[Records from a collection]

--

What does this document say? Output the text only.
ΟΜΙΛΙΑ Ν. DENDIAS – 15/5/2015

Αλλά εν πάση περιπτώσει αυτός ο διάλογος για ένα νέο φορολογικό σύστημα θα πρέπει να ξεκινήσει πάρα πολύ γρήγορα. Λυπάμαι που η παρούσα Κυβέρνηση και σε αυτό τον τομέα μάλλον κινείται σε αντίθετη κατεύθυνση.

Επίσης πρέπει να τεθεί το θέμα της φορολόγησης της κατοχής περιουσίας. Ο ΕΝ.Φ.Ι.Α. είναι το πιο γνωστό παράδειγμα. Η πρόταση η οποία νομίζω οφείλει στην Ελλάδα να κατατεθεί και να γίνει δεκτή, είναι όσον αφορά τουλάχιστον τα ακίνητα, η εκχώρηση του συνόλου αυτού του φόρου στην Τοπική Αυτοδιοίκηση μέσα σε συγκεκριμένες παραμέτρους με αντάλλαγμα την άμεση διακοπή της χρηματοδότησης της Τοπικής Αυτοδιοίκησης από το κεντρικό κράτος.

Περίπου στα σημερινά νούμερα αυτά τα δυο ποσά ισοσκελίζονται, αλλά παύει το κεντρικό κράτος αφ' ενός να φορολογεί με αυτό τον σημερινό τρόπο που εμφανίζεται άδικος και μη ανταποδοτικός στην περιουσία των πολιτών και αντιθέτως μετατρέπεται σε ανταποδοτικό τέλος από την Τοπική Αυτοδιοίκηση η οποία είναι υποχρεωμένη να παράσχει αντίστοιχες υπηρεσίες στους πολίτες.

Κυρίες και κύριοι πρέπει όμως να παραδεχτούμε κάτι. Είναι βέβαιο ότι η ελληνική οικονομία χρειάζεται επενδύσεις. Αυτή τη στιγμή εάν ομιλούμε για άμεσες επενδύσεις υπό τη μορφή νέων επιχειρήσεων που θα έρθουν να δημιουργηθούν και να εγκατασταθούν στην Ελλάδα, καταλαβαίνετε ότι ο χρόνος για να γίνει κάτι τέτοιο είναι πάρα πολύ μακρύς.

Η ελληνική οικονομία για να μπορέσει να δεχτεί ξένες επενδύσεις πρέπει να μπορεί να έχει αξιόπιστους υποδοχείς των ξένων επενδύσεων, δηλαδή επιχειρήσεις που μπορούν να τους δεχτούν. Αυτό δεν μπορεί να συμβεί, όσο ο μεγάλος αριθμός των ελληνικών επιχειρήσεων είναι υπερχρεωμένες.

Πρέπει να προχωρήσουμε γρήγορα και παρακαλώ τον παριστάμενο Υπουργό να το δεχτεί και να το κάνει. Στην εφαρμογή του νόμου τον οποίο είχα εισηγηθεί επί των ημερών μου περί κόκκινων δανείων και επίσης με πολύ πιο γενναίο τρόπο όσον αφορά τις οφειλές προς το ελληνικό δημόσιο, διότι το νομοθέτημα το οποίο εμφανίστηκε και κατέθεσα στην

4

--

■ **Problem description**
Every entry must be quoted exactly as it appears above.

■ **Exercise result**
What does this document say? Output the text only.
ΟΜΙΛΙΑ Ν. DENDIAS – 15/5/2015

Αλλά εν πάση περιπτώσει αυτός ο διάλογος για ένα νέο φορολογικό σύστημα θα πρέπει να ξεκινήσει πάρα πολύ γρήγορα. Λυπάμαι που η παρούσα Κυβέρνηση και σε αυτό τον τομέα μάλλον κινείται σε αντίθετη κατεύθυνση.

Επίσης πρέπει να τεθεί το θέμα της φορολόγησης της κατοχής περιουσίας. Ο ΕΝ.Φ.Ι.Α. είναι το πιο γνωστό παράδειγμα. Η πρόταση η οποία νομίζω οφείλει στην Ελλάδα να κατατεθεί και να γίνει δεκτή, είναι όσον αφορά τουλάχιστον τα ακίνητα, η εκχώρηση του συνόλου αυτού του φόρου στην Τοπική Αυτοδιοίκηση μέσα σε συγκεκριμένες παραμέτρους με αντάλλαγμα την άμεση διακοπή της χρηματοδότησης της Τοπικής Αυτοδιοίκησης από το κεντρικό κράτος.

Περίπου στα σημερινά νούμερα αυτά τα δυο ποσά ισοσκελίζονται, αλλά παύει το κεντρικό κράτος αφ' ενός να φορολογεί με αυτό τον σημερινό τρόπο που εμφανίζεται άδικος και μη ανταποδοτικός στην περιουσία των πολιτών και αντιθέτως μετατρέπεται σε ανταποδοτικό τέλος από την Τοπική Αυτοδιοίκηση η οποία είναι υποχρεωμένη να παράσχει αντίστοιχες υπηρεσίες στους πολίτες.

Κυρίες και κύριοι πρέπει όμως να παραδεχτούμε κάτι. Είναι βέβαιο ότι η ελληνική οικονομία χρειάζεται επενδύσεις. Αυτή τη στιγμή εάν ομιλούμε για άμεσες επενδύσεις υπό τη μορφή νέων επιχειρήσεων που θα έρθουν να δημιουργηθούν και να εγκατασταθούν στην Ελλάδα, καταλαβαίνετε ότι ο χρόνος για να γίνει κάτι τέτοιο είναι πάρα πολύ μακρύς.

Η ελληνική οικονομία για να μπορέσει να δεχτεί ξένες επενδύσεις πρέπει να μπορεί να έχει αξιόπιστους υποδοχείς των ξένων επενδύσεων, δηλαδή επιχειρήσεις που μπορούν να τους δεχτούν. Αυτό δεν μπορεί να συμβεί, όσο ο μεγάλος αριθμός των ελληνικών επιχειρήσεων είναι υπερχρεωμένες.

Πρέπει να προχωρήσουμε γρήγορα και παρακαλώ τον παριστάμενο Υπουργό να το δεχτεί και να το κάνει. Στην εφαρμογή του νόμου τον οποίο είχα εισηγηθεί επί των ημερών μου περί κόκκινων δανείων και επίσης με πολύ πιο γενναίο τρόπο όσον αφορά τις οφειλές προς το ελληνικό δημόσιο, διότι το νομοθέτημα το οποίο εμφανίστηκε και κατέθεσα στην

4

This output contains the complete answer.